▶ **GIVEN INSTRUCTION**:
Write the material out again exactly.

______

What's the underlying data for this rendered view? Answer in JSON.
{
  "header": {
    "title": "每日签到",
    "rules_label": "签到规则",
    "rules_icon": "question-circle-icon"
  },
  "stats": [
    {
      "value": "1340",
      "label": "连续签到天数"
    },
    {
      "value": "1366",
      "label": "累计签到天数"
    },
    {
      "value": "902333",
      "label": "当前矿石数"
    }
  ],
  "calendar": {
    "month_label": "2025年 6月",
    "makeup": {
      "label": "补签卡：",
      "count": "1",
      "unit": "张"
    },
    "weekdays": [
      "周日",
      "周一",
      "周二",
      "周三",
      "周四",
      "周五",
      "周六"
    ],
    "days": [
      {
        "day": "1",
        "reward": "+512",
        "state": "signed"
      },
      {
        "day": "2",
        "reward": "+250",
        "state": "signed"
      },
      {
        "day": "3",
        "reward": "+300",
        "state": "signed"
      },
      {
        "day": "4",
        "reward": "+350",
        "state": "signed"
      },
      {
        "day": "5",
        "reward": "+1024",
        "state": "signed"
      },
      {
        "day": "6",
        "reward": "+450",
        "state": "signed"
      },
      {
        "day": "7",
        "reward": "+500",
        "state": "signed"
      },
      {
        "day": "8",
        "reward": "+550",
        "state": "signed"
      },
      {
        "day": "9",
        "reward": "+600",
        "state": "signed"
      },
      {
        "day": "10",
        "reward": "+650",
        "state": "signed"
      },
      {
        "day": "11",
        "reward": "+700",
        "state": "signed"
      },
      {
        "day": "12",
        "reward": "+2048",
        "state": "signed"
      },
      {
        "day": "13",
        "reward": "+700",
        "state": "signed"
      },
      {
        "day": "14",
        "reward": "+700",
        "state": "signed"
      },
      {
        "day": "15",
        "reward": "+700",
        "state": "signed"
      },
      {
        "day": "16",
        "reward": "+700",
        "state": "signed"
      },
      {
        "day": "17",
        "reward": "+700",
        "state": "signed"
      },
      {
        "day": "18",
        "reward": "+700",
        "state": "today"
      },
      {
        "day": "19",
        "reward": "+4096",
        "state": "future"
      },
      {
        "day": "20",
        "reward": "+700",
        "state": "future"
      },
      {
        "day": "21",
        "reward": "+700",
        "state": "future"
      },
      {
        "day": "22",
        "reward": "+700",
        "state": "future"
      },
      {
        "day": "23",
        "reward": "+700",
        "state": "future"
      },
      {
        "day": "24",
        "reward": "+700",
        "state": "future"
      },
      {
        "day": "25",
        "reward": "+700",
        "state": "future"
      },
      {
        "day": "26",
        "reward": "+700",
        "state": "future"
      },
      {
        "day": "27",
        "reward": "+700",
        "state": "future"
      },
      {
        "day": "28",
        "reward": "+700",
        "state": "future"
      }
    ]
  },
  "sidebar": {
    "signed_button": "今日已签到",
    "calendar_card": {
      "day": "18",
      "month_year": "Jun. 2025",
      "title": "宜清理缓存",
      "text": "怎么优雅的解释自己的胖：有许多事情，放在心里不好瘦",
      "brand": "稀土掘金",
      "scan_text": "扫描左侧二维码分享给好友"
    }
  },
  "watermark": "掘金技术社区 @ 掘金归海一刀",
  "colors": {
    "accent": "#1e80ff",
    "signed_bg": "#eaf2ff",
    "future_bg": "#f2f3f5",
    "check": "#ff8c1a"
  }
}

______

▶ **TASK OUTPUT**:
What's the underlying data for this rendered view? Answer in JSON.
{
  "header": {
    "title": "每日签到",
    "rules_label": "签到规则",
    "rules_icon": "question-circle-icon"
  },
  "stats": [
    {
      "value": "1340",
      "label": "连续签到天数"
    },
    {
      "value": "1366",
      "label": "累计签到天数"
    },
    {
      "value": "902333",
      "label": "当前矿石数"
    }
  ],
  "calendar": {
    "month_label": "2025年 6月",
    "makeup": {
      "label": "补签卡：",
      "count": "1",
      "unit": "张"
    },
    "weekdays": [
      "周日",
      "周一",
      "周二",
      "周三",
      "周四",
      "周五",
      "周六"
    ],
    "days": [
      {
        "day": "1",
        "reward": "+512",
        "state": "signed"
      },
      {
        "day": "2",
        "reward": "+250",
        "state": "signed"
      },
      {
        "day": "3",
        "reward": "+300",
        "state": "signed"
      },
      {
        "day": "4",
        "reward": "+350",
        "state": "signed"
      },
      {
        "day": "5",
        "reward": "+1024",
        "state": "signed"
      },
      {
        "day": "6",
        "reward": "+450",
        "state": "signed"
      },
      {
        "day": "7",
        "reward": "+500",
        "state": "signed"
      },
      {
        "day": "8",
        "reward": "+550",
        "state": "signed"
      },
      {
        "day": "9",
        "reward": "+600",
        "state": "signed"
      },
      {
        "day": "10",
        "reward": "+650",
        "state": "signed"
      },
      {
        "day": "11",
        "reward": "+700",
        "state": "signed"
      },
      {
        "day": "12",
        "reward": "+2048",
        "state": "signed"
      },
      {
        "day": "13",
        "reward": "+700",
        "state": "signed"
      },
      {
        "day": "14",
        "reward": "+700",
        "state": "signed"
      },
      {
        "day": "15",
        "reward": "+700",
        "state": "signed"
      },
      {
        "day": "16",
        "reward": "+700",
        "state": "signed"
      },
      {
        "day": "17",
        "reward": "+700",
        "state": "signed"
      },
      {
        "day": "18",
        "reward": "+700",
        "state": "today"
      },
      {
        "day": "19",
        "reward": "+4096",
        "state": "future"
      },
      {
        "day": "20",
        "reward": "+700",
        "state": "future"
      },
      {
        "day": "21",
        "reward": "+700",
        "state": "future"
      },
      {
        "day": "22",
        "reward": "+700",
        "state": "future"
      },
      {
        "day": "23",
        "reward": "+700",
        "state": "future"
      },
      {
        "day": "24",
        "reward": "+700",
        "state": "future"
      },
      {
        "day": "25",
        "reward": "+700",
        "state": "future"
      },
      {
        "day": "26",
        "reward": "+700",
        "state": "future"
      },
      {
        "day": "27",
        "reward": "+700",
        "state": "future"
      },
      {
        "day": "28",
        "reward": "+700",
        "state": "future"
      }
    ]
  },
  "sidebar": {
    "signed_button": "今日已签到",
    "calendar_card": {
      "day": "18",
      "month_year": "Jun. 2025",
      "title": "宜清理缓存",
      "text": "怎么优雅的解释自己的胖：有许多事情，放在心里不好瘦",
      "brand": "稀土掘金",
      "scan_text": "扫描左侧二维码分享给好友"
    }
  },
  "watermark": "掘金技术社区 @ 掘金归海一刀",
  "colors": {
    "accent": "#1e80ff",
    "signed_bg": "#eaf2ff",
    "future_bg": "#f2f3f5",
    "check": "#ff8c1a"
  }
}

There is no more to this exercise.